[Source data]
_____

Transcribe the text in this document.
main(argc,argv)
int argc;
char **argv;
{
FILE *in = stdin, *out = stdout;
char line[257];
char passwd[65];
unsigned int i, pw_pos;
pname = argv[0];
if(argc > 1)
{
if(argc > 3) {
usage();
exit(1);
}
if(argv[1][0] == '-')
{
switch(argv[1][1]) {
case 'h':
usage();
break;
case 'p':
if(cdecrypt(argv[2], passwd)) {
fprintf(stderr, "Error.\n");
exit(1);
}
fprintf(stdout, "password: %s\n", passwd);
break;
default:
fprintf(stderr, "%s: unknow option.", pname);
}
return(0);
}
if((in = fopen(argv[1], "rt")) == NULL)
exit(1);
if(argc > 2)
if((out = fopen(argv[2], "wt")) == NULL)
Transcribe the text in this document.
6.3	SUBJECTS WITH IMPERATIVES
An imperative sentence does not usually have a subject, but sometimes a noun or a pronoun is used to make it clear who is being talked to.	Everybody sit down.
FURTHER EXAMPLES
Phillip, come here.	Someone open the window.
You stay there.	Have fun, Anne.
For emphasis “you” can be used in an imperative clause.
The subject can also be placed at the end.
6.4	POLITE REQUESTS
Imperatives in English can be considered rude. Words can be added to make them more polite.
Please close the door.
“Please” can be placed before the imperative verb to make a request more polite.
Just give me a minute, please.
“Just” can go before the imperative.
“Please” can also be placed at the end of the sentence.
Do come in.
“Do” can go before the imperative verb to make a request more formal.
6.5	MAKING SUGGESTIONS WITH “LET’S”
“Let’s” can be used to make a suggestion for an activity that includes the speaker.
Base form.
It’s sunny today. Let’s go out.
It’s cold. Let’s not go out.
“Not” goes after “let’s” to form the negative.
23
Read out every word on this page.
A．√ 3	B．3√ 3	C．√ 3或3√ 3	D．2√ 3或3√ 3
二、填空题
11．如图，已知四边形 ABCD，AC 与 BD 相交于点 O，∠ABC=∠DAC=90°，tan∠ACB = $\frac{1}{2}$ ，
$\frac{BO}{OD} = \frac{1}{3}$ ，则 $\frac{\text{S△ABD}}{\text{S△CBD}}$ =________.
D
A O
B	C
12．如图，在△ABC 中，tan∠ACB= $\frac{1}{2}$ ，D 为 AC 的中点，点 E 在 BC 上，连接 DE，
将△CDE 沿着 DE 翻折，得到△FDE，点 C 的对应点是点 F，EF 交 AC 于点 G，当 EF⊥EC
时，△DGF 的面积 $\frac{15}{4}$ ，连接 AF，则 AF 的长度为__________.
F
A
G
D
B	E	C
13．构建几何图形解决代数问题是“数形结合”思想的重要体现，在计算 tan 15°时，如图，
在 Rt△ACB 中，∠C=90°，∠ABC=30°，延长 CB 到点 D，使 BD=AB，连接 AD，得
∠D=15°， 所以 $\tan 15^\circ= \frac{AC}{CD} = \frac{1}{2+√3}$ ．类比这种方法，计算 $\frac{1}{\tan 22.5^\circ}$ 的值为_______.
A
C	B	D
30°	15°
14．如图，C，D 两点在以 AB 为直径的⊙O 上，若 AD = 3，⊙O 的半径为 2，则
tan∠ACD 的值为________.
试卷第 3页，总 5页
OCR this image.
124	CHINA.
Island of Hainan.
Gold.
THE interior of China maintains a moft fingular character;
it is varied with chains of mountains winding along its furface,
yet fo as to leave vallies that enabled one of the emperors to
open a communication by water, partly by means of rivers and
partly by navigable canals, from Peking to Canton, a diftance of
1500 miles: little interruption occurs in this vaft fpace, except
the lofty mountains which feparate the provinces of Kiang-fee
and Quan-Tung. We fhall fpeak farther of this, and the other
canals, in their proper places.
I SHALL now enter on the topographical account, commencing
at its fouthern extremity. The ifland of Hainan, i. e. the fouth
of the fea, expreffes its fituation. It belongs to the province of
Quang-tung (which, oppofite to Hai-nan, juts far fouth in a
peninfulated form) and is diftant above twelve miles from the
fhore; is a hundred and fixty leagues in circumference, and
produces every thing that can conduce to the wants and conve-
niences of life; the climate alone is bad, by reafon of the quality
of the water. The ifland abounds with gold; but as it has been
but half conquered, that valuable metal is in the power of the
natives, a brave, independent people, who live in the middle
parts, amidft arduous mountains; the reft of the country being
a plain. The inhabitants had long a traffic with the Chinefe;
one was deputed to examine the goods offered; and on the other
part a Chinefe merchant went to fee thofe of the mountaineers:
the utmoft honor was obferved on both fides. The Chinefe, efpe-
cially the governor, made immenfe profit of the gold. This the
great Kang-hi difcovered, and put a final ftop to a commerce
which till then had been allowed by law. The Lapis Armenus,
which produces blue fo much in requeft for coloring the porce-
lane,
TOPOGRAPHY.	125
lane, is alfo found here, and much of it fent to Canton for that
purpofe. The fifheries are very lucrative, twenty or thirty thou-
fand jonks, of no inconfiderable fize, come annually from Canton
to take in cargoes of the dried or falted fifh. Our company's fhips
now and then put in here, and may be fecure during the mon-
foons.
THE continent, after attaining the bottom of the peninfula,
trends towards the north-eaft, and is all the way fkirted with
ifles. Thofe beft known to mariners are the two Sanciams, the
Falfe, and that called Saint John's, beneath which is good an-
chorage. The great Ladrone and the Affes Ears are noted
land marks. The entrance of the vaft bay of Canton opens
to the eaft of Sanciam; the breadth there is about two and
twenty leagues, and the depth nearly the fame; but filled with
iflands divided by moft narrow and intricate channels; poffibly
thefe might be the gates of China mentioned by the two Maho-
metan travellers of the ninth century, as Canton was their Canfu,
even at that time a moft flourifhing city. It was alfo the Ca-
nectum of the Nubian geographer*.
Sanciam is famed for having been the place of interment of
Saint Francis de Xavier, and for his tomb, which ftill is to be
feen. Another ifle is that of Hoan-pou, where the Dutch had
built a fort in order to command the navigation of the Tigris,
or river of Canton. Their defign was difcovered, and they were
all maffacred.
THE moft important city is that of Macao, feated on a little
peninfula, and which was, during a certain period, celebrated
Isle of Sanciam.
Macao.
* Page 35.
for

_____

■ **PROBLEM REQUIREMENTS**: Give every line of the material again, exactly as it reads.

■ **FINISHED ANSWER**:
Transcribe the text in this document.
main(argc,argv)
int argc;
char **argv;
{
FILE *in = stdin, *out = stdout;
char line[257];
char passwd[65];
unsigned int i, pw_pos;
pname = argv[0];
if(argc > 1)
{
if(argc > 3) {
usage();
exit(1);
}
if(argv[1][0] == '-')
{
switch(argv[1][1]) {
case 'h':
usage();
break;
case 'p':
if(cdecrypt(argv[2], passwd)) {
fprintf(stderr, "Error.\n");
exit(1);
}
fprintf(stdout, "password: %s\n", passwd);
break;
default:
fprintf(stderr, "%s: unknow option.", pname);
}
return(0);
}
if((in = fopen(argv[1], "rt")) == NULL)
exit(1);
if(argc > 2)
if((out = fopen(argv[2], "wt")) == NULL)
Transcribe the text in this document.
6.3	SUBJECTS WITH IMPERATIVES
An imperative sentence does not usually have a subject, but sometimes a noun or a pronoun is used to make it clear who is being talked to.	Everybody sit down.
FURTHER EXAMPLES
Phillip, come here.	Someone open the window.
You stay there.	Have fun, Anne.
For emphasis “you” can be used in an imperative clause.
The subject can also be placed at the end.
6.4	POLITE REQUESTS
Imperatives in English can be considered rude. Words can be added to make them more polite.
Please close the door.
“Please” can be placed before the imperative verb to make a request more polite.
Just give me a minute, please.
“Just” can go before the imperative.
“Please” can also be placed at the end of the sentence.
Do come in.
“Do” can go before the imperative verb to make a request more formal.
6.5	MAKING SUGGESTIONS WITH “LET’S”
“Let’s” can be used to make a suggestion for an activity that includes the speaker.
Base form.
It’s sunny today. Let’s go out.
It’s cold. Let’s not go out.
“Not” goes after “let’s” to form the negative.
23
Read out every word on this page.
A．√ 3	B．3√ 3	C．√ 3或3√ 3	D．2√ 3或3√ 3
二、填空题
11．如图，已知四边形 ABCD，AC 与 BD 相交于点 O，∠ABC=∠DAC=90°，tan∠ACB = $\frac{1}{2}$ ，
$\frac{BO}{OD} = \frac{1}{3}$ ，则 $\frac{\text{S△ABD}}{\text{S△CBD}}$ =________.
D
A O
B	C
12．如图，在△ABC 中，tan∠ACB= $\frac{1}{2}$ ，D 为 AC 的中点，点 E 在 BC 上，连接 DE，
将△CDE 沿着 DE 翻折，得到△FDE，点 C 的对应点是点 F，EF 交 AC 于点 G，当 EF⊥EC
时，△DGF 的面积 $\frac{15}{4}$ ，连接 AF，则 AF 的长度为__________.
F
A
G
D
B	E	C
13．构建几何图形解决代数问题是“数形结合”思想的重要体现，在计算 tan 15°时，如图，
在 Rt△ACB 中，∠C=90°，∠ABC=30°，延长 CB 到点 D，使 BD=AB，连接 AD，得
∠D=15°， 所以 $\tan 15^\circ= \frac{AC}{CD} = \frac{1}{2+√3}$ ．类比这种方法，计算 $\frac{1}{\tan 22.5^\circ}$ 的值为_______.
A
C	B	D
30°	15°
14．如图，C，D 两点在以 AB 为直径的⊙O 上，若 AD = 3，⊙O 的半径为 2，则
tan∠ACD 的值为________.
试卷第 3页，总 5页
OCR this image.
124	CHINA.
Island of Hainan.
Gold.
THE interior of China maintains a moft fingular character;
it is varied with chains of mountains winding along its furface,
yet fo as to leave vallies that enabled one of the emperors to
open a communication by water, partly by means of rivers and
partly by navigable canals, from Peking to Canton, a diftance of
1500 miles: little interruption occurs in this vaft fpace, except
the lofty mountains which feparate the provinces of Kiang-fee
and Quan-Tung. We fhall fpeak farther of this, and the other
canals, in their proper places.
I SHALL now enter on the topographical account, commencing
at its fouthern extremity. The ifland of Hainan, i. e. the fouth
of the fea, expreffes its fituation. It belongs to the province of
Quang-tung (which, oppofite to Hai-nan, juts far fouth in a
peninfulated form) and is diftant above twelve miles from the
fhore; is a hundred and fixty leagues in circumference, and
produces every thing that can conduce to the wants and conve-
niences of life; the climate alone is bad, by reafon of the quality
of the water. The ifland abounds with gold; but as it has been
but half conquered, that valuable metal is in the power of the
natives, a brave, independent people, who live in the middle
parts, amidft arduous mountains; the reft of the country being
a plain. The inhabitants had long a traffic with the Chinefe;
one was deputed to examine the goods offered; and on the other
part a Chinefe merchant went to fee thofe of the mountaineers:
the utmoft honor was obferved on both fides. The Chinefe, efpe-
cially the governor, made immenfe profit of the gold. This the
great Kang-hi difcovered, and put a final ftop to a commerce
which till then had been allowed by law. The Lapis Armenus,
which produces blue fo much in requeft for coloring the porce-
lane,
TOPOGRAPHY.	125
lane, is alfo found here, and much of it fent to Canton for that
purpofe. The fifheries are very lucrative, twenty or thirty thou-
fand jonks, of no inconfiderable fize, come annually from Canton
to take in cargoes of the dried or falted fifh. Our company's fhips
now and then put in here, and may be fecure during the mon-
foons.
THE continent, after attaining the bottom of the peninfula,
trends towards the north-eaft, and is all the way fkirted with
ifles. Thofe beft known to mariners are the two Sanciams, the
Falfe, and that called Saint John's, beneath which is good an-
chorage. The great Ladrone and the Affes Ears are noted
land marks. The entrance of the vaft bay of Canton opens
to the eaft of Sanciam; the breadth there is about two and
twenty leagues, and the depth nearly the fame; but filled with
iflands divided by moft narrow and intricate channels; poffibly
thefe might be the gates of China mentioned by the two Maho-
metan travellers of the ninth century, as Canton was their Canfu,
even at that time a moft flourifhing city. It was alfo the Ca-
nectum of the Nubian geographer*.
Sanciam is famed for having been the place of interment of
Saint Francis de Xavier, and for his tomb, which ftill is to be
feen. Another ifle is that of Hoan-pou, where the Dutch had
built a fort in order to command the navigation of the Tigris,
or river of Canton. Their defign was difcovered, and they were
all maffacred.
THE moft important city is that of Macao, feated on a little
peninfula, and which was, during a certain period, celebrated
Isle of Sanciam.
Macao.
* Page 35.
for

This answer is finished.